» **DATASET ROWS**:
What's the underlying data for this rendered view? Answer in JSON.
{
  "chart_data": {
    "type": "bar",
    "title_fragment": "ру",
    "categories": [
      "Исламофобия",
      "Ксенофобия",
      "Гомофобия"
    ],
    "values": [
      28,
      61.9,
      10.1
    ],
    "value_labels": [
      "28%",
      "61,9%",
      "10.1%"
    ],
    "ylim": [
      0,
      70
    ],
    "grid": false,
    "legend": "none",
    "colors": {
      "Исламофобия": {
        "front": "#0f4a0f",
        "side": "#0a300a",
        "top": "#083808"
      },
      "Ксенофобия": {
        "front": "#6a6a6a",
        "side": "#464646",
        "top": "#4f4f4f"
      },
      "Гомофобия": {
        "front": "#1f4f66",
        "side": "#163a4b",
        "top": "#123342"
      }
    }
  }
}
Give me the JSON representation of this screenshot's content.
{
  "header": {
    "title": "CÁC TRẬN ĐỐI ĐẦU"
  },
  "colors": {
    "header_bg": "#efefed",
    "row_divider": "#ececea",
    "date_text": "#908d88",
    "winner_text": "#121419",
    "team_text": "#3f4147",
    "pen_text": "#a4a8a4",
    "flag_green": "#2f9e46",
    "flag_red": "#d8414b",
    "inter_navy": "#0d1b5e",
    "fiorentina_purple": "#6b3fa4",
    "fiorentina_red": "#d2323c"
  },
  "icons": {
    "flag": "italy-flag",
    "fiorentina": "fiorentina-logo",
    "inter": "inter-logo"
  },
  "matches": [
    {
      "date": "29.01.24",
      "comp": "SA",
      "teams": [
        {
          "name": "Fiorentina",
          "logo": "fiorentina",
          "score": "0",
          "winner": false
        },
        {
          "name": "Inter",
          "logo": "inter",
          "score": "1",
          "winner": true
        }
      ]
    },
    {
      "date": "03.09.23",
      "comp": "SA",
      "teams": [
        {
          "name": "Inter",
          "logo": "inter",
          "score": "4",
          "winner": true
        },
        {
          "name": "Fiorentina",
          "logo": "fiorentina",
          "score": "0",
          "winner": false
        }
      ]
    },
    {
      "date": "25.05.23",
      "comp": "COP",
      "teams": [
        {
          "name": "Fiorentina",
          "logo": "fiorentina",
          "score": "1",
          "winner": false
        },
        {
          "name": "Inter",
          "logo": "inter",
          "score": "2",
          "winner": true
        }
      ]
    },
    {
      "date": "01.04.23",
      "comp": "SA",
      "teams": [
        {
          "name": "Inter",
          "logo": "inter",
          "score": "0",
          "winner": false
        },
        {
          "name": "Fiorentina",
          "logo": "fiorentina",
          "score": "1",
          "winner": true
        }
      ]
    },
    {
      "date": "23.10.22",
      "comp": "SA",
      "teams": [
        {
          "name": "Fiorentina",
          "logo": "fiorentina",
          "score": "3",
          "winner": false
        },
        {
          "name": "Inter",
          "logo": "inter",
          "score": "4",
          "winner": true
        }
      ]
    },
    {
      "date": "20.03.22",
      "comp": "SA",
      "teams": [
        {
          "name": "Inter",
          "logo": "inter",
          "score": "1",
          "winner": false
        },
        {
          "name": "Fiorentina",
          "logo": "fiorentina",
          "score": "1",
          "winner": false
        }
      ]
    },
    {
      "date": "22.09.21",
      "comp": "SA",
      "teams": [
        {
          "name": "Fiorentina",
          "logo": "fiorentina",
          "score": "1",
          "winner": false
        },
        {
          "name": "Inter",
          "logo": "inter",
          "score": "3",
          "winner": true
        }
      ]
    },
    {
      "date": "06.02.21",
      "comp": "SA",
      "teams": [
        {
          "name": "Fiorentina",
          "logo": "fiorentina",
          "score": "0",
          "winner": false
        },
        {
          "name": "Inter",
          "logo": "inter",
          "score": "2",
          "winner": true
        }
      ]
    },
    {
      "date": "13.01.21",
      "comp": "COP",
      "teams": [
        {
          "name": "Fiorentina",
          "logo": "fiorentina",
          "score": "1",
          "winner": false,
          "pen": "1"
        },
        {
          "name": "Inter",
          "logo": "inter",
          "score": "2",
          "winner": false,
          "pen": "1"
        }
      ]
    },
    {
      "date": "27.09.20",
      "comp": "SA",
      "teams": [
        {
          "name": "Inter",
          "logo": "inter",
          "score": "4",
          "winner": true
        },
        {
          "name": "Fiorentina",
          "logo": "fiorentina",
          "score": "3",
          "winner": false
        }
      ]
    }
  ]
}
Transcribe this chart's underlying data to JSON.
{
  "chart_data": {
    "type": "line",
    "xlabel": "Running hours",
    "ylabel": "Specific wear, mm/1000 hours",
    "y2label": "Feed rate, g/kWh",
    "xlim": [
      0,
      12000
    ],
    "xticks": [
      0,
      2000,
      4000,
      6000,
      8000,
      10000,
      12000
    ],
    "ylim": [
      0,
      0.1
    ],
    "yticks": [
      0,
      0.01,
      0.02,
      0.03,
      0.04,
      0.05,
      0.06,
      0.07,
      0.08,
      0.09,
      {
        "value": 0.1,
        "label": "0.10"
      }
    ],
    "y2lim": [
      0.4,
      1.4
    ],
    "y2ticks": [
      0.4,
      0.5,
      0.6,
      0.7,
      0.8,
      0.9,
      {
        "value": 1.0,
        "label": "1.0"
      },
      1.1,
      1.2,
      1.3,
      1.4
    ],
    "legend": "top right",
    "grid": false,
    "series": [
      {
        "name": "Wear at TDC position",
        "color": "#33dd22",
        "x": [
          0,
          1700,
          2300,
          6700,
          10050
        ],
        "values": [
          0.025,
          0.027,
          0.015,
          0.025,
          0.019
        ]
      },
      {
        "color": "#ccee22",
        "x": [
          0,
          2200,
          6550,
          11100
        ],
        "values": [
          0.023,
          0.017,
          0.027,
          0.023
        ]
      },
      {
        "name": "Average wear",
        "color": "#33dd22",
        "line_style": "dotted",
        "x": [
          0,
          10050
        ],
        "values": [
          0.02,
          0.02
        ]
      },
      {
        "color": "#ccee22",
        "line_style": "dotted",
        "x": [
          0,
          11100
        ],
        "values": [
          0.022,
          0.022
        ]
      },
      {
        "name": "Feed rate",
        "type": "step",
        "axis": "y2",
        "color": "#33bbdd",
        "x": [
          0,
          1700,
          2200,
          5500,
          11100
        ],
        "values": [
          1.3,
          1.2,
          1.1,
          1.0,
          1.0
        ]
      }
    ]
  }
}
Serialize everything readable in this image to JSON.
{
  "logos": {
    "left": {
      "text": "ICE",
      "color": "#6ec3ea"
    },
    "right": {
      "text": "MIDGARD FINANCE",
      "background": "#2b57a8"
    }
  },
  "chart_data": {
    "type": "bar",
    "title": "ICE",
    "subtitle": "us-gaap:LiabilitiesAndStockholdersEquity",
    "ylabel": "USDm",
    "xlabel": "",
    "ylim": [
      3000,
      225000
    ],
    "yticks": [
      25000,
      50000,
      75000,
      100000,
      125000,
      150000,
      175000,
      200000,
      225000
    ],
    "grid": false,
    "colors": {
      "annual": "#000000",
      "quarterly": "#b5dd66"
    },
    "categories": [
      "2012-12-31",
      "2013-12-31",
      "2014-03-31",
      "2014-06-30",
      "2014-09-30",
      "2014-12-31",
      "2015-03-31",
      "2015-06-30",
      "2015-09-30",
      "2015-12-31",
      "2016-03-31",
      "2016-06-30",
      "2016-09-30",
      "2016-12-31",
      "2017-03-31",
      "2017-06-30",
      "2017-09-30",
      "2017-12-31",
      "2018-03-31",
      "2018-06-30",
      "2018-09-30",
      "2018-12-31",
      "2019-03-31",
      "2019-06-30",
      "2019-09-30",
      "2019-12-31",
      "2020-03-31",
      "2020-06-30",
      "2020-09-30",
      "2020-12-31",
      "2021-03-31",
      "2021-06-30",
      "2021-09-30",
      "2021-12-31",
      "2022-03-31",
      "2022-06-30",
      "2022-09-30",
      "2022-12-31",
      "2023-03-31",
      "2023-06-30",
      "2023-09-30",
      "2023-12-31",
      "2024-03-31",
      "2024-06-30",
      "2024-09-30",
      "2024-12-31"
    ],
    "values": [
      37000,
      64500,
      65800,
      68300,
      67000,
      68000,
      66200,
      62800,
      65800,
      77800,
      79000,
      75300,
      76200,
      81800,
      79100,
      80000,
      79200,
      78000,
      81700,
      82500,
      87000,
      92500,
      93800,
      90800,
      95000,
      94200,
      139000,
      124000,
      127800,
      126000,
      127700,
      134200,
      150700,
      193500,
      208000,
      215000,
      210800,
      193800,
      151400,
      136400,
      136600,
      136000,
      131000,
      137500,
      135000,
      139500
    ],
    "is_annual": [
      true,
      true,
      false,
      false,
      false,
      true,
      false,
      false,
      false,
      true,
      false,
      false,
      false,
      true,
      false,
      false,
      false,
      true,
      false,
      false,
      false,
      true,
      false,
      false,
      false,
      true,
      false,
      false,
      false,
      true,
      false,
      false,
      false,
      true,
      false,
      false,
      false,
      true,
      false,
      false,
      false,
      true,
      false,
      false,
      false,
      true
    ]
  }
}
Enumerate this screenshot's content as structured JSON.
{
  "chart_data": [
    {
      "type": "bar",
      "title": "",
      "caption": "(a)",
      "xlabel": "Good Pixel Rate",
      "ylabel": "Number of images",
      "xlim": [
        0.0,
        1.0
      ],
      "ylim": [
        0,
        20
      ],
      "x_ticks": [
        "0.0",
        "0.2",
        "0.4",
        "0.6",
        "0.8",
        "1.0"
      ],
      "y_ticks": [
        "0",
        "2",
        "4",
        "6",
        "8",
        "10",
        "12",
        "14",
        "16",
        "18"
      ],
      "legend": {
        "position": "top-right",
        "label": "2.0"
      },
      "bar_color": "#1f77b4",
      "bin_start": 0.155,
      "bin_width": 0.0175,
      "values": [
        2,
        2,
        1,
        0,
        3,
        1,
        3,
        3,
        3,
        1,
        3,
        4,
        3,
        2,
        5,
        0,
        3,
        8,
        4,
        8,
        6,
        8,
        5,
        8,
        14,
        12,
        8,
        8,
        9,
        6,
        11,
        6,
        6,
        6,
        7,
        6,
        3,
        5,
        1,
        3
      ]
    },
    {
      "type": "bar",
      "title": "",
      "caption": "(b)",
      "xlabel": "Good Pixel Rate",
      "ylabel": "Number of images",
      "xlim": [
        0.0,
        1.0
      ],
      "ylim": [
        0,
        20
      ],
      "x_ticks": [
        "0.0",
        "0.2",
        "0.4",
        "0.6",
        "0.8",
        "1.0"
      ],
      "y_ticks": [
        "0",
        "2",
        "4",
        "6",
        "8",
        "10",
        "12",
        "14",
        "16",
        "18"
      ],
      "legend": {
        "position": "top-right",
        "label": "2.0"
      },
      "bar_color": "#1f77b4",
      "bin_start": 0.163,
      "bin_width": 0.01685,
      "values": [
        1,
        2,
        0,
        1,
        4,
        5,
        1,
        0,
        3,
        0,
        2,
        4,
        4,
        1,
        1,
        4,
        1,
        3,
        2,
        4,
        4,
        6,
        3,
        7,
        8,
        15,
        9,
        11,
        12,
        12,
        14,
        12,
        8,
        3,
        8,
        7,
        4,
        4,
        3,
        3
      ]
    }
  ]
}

» **EXERCISE AIM**:
Select every line of the material above holding the word "xlabel" and copy it.

» **OUTPUT OF THE TASK**:
    "xlabel": "Running hours",
    "xlabel": "",
      "xlabel": "Good Pixel Rate",
      "xlabel": "Good Pixel Rate",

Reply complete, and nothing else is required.